Copy out the records in full, word for word, without pictures.

Extracts from a graphics dataset
## Start
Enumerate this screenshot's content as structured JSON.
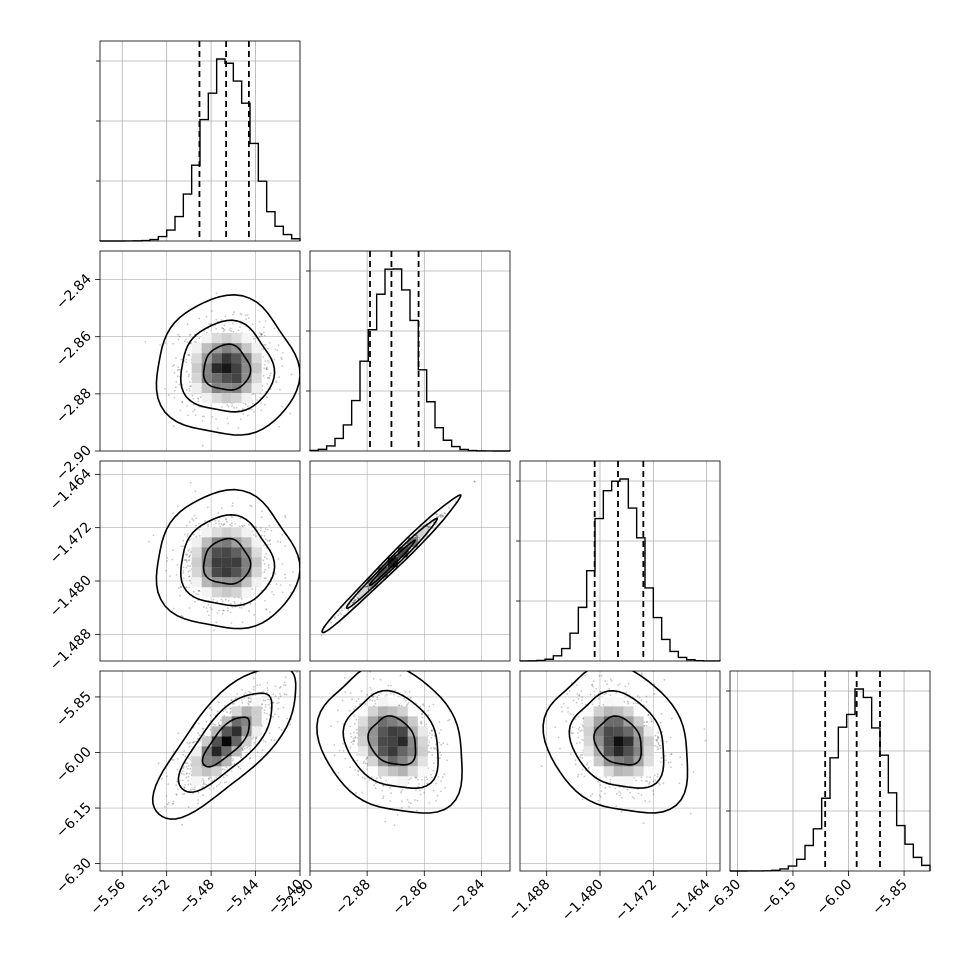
{
  "chart_data": {
    "type": "corner",
    "grid": true,
    "quantile_lines": "dashed",
    "colors": {
      "line": "#000000",
      "grid": "#b0b0b0",
      "density": "#000000"
    },
    "params": [
      {
        "range": [
          -5.58,
          -5.4
        ],
        "ticks": [
          "−5.56",
          "−5.52",
          "−5.48",
          "−5.44",
          "−5.40"
        ],
        "tick_values": [
          -5.56,
          -5.52,
          -5.48,
          -5.44,
          -5.4
        ],
        "quantiles": [
          -5.4905,
          -5.4665,
          -5.446
        ],
        "mean": -5.466,
        "sd": 0.021
      },
      {
        "range": [
          -2.9,
          -2.83
        ],
        "ticks": [
          "−2.90",
          "−2.88",
          "−2.86",
          "−2.84"
        ],
        "tick_values": [
          -2.9,
          -2.88,
          -2.86,
          -2.84
        ],
        "quantiles": [
          -2.879,
          -2.8715,
          -2.862
        ],
        "mean": -2.871,
        "sd": 0.008
      },
      {
        "range": [
          -1.492,
          -1.462
        ],
        "ticks": [
          "−1.488",
          "−1.480",
          "−1.472",
          "−1.464"
        ],
        "tick_values": [
          -1.488,
          -1.48,
          -1.472,
          -1.464
        ],
        "quantiles": [
          -1.4808,
          -1.4773,
          -1.4735
        ],
        "mean": -1.4772,
        "sd": 0.0034
      },
      {
        "range": [
          -6.32,
          -5.78
        ],
        "ticks": [
          "−6.30",
          "−6.15",
          "−6.00",
          "−5.85"
        ],
        "tick_values": [
          -6.3,
          -6.15,
          -6.0,
          -5.85
        ],
        "quantiles": [
          -6.063,
          -5.978,
          -5.915
        ],
        "mean": -5.97,
        "sd": 0.068
      }
    ],
    "correlations": [
      {
        "pair": [
          1,
          0
        ],
        "rho": 0.0
      },
      {
        "pair": [
          2,
          0
        ],
        "rho": 0.0
      },
      {
        "pair": [
          2,
          1
        ],
        "rho": 0.99
      },
      {
        "pair": [
          3,
          0
        ],
        "rho": 0.75
      },
      {
        "pair": [
          3,
          1
        ],
        "rho": -0.2
      },
      {
        "pair": [
          3,
          2
        ],
        "rho": -0.2
      }
    ],
    "histogram_bins": 24,
    "contour_levels": [
      0.39,
      0.86,
      0.99
    ]
  }
}
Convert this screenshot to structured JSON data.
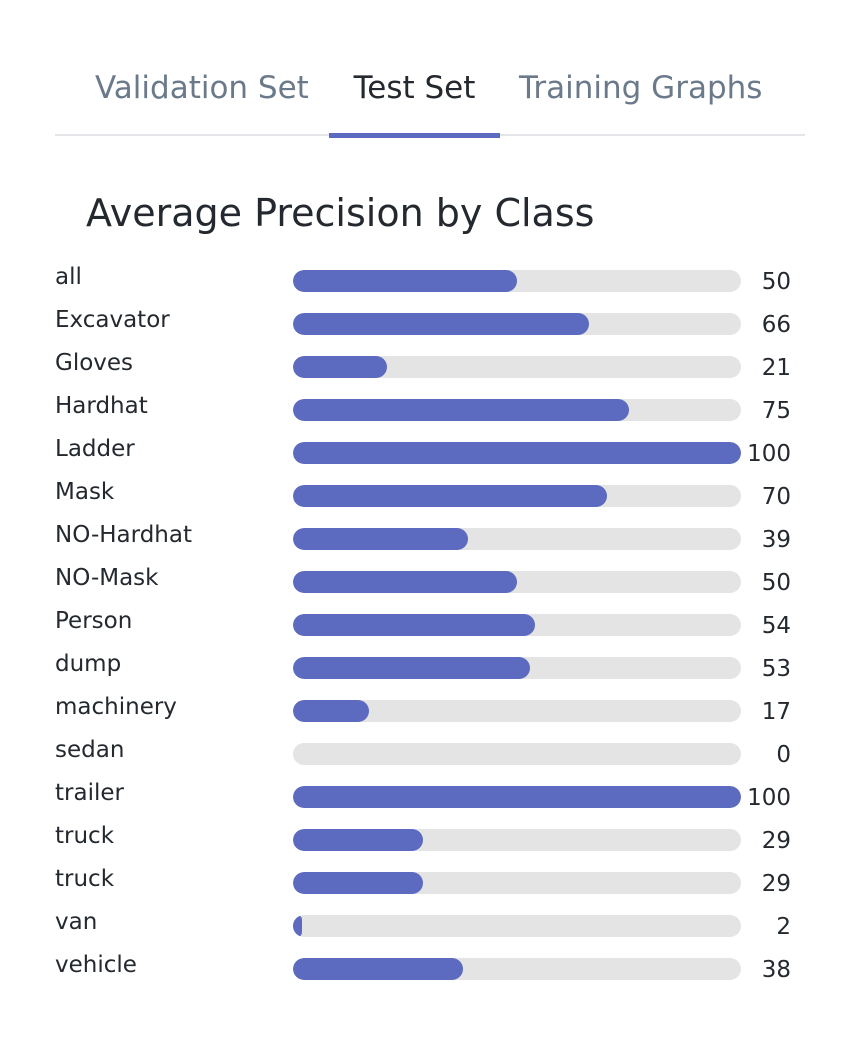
{
  "tabs": [
    {
      "label": "Validation Set",
      "active": false
    },
    {
      "label": "Test Set",
      "active": true
    },
    {
      "label": "Training Graphs",
      "active": false
    }
  ],
  "colors": {
    "accent": "#5c6bc0",
    "track": "#e4e4e4",
    "inactive_tab": "#6b7a8a",
    "text": "#24292f"
  },
  "chart_data": {
    "type": "bar",
    "orientation": "horizontal",
    "title": "Average Precision by Class",
    "xlim": [
      0,
      100
    ],
    "categories": [
      "all",
      "Excavator",
      "Gloves",
      "Hardhat",
      "Ladder",
      "Mask",
      "NO-Hardhat",
      "NO-Mask",
      "Person",
      "dump",
      "machinery",
      "sedan",
      "trailer",
      "truck",
      "truck",
      "van",
      "vehicle"
    ],
    "values": [
      50,
      66,
      21,
      75,
      100,
      70,
      39,
      50,
      54,
      53,
      17,
      0,
      100,
      29,
      29,
      2,
      38
    ]
  }
}
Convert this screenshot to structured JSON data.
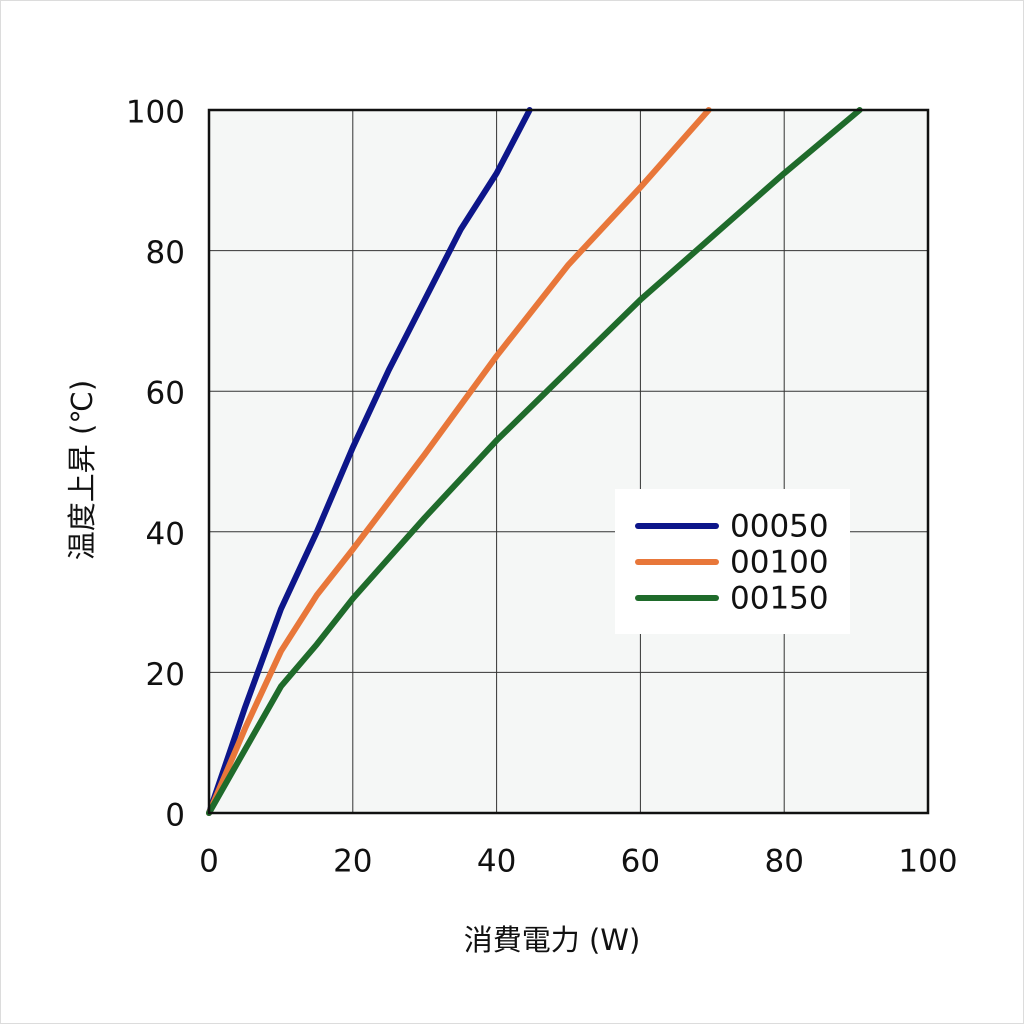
{
  "chart_data": {
    "type": "line",
    "xlabel": "消費電力 (W)",
    "ylabel": "温度上昇 (℃)",
    "xlim": [
      0,
      100
    ],
    "ylim": [
      0,
      100
    ],
    "xticks": [
      0,
      20,
      40,
      60,
      80,
      100
    ],
    "yticks": [
      0,
      20,
      40,
      60,
      80,
      100
    ],
    "grid": true,
    "legend": "right",
    "series": [
      {
        "name": "00050",
        "color": "#0d168a",
        "x": [
          0,
          5,
          10,
          15,
          20,
          25,
          30,
          35,
          40,
          44.6
        ],
        "values": [
          0,
          15,
          29,
          40,
          52,
          63,
          73,
          83,
          91,
          100
        ]
      },
      {
        "name": "00100",
        "color": "#e8773a",
        "x": [
          0,
          5,
          10,
          15,
          20,
          30,
          40,
          50,
          60,
          69.5
        ],
        "values": [
          0,
          12,
          23,
          31,
          37.5,
          51,
          65,
          78,
          89,
          100
        ]
      },
      {
        "name": "00150",
        "color": "#1f6b2b",
        "x": [
          0,
          5,
          10,
          15,
          20,
          30,
          40,
          50,
          60,
          70,
          80,
          90.5
        ],
        "values": [
          0,
          9,
          18,
          24,
          30.5,
          42,
          53,
          63,
          73,
          82,
          91,
          100
        ]
      }
    ]
  }
}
## End
Full response:
Enumerate this screenshot's content as structured JSON.
{
  "chart_data": {
    "type": "corner",
    "grid": true,
    "quantile_lines": "dashed",
    "colors": {
      "line": "#000000",
      "grid": "#b0b0b0",
      "density": "#000000"
    },
    "params": [
      {
        "range": [
          -5.58,
          -5.4
        ],
        "ticks": [
          "−5.56",
          "−5.52",
          "−5.48",
          "−5.44",
          "−5.40"
        ],
        "tick_values": [
          -5.56,
          -5.52,
          -5.48,
          -5.44,
          -5.4
        ],
        "quantiles": [
          -5.4905,
          -5.4665,
          -5.446
        ],
        "mean": -5.466,
        "sd": 0.021
      },
      {
        "range": [
          -2.9,
          -2.83
        ],
        "ticks": [
          "−2.90",
          "−2.88",
          "−2.86",
          "−2.84"
        ],
        "tick_values": [
          -2.9,
          -2.88,
          -2.86,
          -2.84
        ],
        "quantiles": [
          -2.879,
          -2.8715,
          -2.862
        ],
        "mean": -2.871,
        "sd": 0.008
      },
      {
        "range": [
          -1.492,
          -1.462
        ],
        "ticks": [
          "−1.488",
          "−1.480",
          "−1.472",
          "−1.464"
        ],
        "tick_values": [
          -1.488,
          -1.48,
          -1.472,
          -1.464
        ],
        "quantiles": [
          -1.4808,
          -1.4773,
          -1.4735
        ],
        "mean": -1.4772,
        "sd": 0.0034
      },
      {
        "range": [
          -6.32,
          -5.78
        ],
        "ticks": [
          "−6.30",
          "−6.15",
          "−6.00",
          "−5.85"
        ],
        "tick_values": [
          -6.3,
          -6.15,
          -6.0,
          -5.85
        ],
        "quantiles": [
          -6.063,
          -5.978,
          -5.915
        ],
        "mean": -5.97,
        "sd": 0.068
      }
    ],
    "correlations": [
      {
        "pair": [
          1,
          0
        ],
        "rho": 0.0
      },
      {
        "pair": [
          2,
          0
        ],
        "rho": 0.0
      },
      {
        "pair": [
          2,
          1
        ],
        "rho": 0.99
      },
      {
        "pair": [
          3,
          0
        ],
        "rho": 0.75
      },
      {
        "pair": [
          3,
          1
        ],
        "rho": -0.2
      },
      {
        "pair": [
          3,
          2
        ],
        "rho": -0.2
      }
    ],
    "histogram_bins": 24,
    "contour_levels": [
      0.39,
      0.86,
      0.99
    ]
  }
}
Convert this screenshot to structured JSON data.
{
  "tabs": [
    {
      "label": "Validation Set",
      "active": false
    },
    {
      "label": "Test Set",
      "active": true
    },
    {
      "label": "Training Graphs",
      "active": false
    }
  ],
  "colors": {
    "accent": "#5c6bc0",
    "track": "#e4e4e4",
    "inactive_tab": "#6b7a8a",
    "text": "#24292f"
  },
  "chart_data": {
    "type": "bar",
    "orientation": "horizontal",
    "title": "Average Precision by Class",
    "xlim": [
      0,
      100
    ],
    "categories": [
      "all",
      "Excavator",
      "Gloves",
      "Hardhat",
      "Ladder",
      "Mask",
      "NO-Hardhat",
      "NO-Mask",
      "Person",
      "dump",
      "machinery",
      "sedan",
      "trailer",
      "truck",
      "truck",
      "van",
      "vehicle"
    ],
    "values": [
      50,
      66,
      21,
      75,
      100,
      70,
      39,
      50,
      54,
      53,
      17,
      0,
      100,
      29,
      29,
      2,
      38
    ]
  }
}
Convert this screenshot to structured JSON data.
{
  "chart_data": {
    "type": "line",
    "xlabel": "消費電力 (W)",
    "ylabel": "温度上昇 (℃)",
    "xlim": [
      0,
      100
    ],
    "ylim": [
      0,
      100
    ],
    "xticks": [
      0,
      20,
      40,
      60,
      80,
      100
    ],
    "yticks": [
      0,
      20,
      40,
      60,
      80,
      100
    ],
    "grid": true,
    "legend": "right",
    "series": [
      {
        "name": "00050",
        "color": "#0d168a",
        "x": [
          0,
          5,
          10,
          15,
          20,
          25,
          30,
          35,
          40,
          44.6
        ],
        "values": [
          0,
          15,
          29,
          40,
          52,
          63,
          73,
          83,
          91,
          100
        ]
      },
      {
        "name": "00100",
        "color": "#e8773a",
        "x": [
          0,
          5,
          10,
          15,
          20,
          30,
          40,
          50,
          60,
          69.5
        ],
        "values": [
          0,
          12,
          23,
          31,
          37.5,
          51,
          65,
          78,
          89,
          100
        ]
      },
      {
        "name": "00150",
        "color": "#1f6b2b",
        "x": [
          0,
          5,
          10,
          15,
          20,
          30,
          40,
          50,
          60,
          70,
          80,
          90.5
        ],
        "values": [
          0,
          9,
          18,
          24,
          30.5,
          42,
          53,
          63,
          73,
          82,
          91,
          100
        ]
      }
    ]
  }
}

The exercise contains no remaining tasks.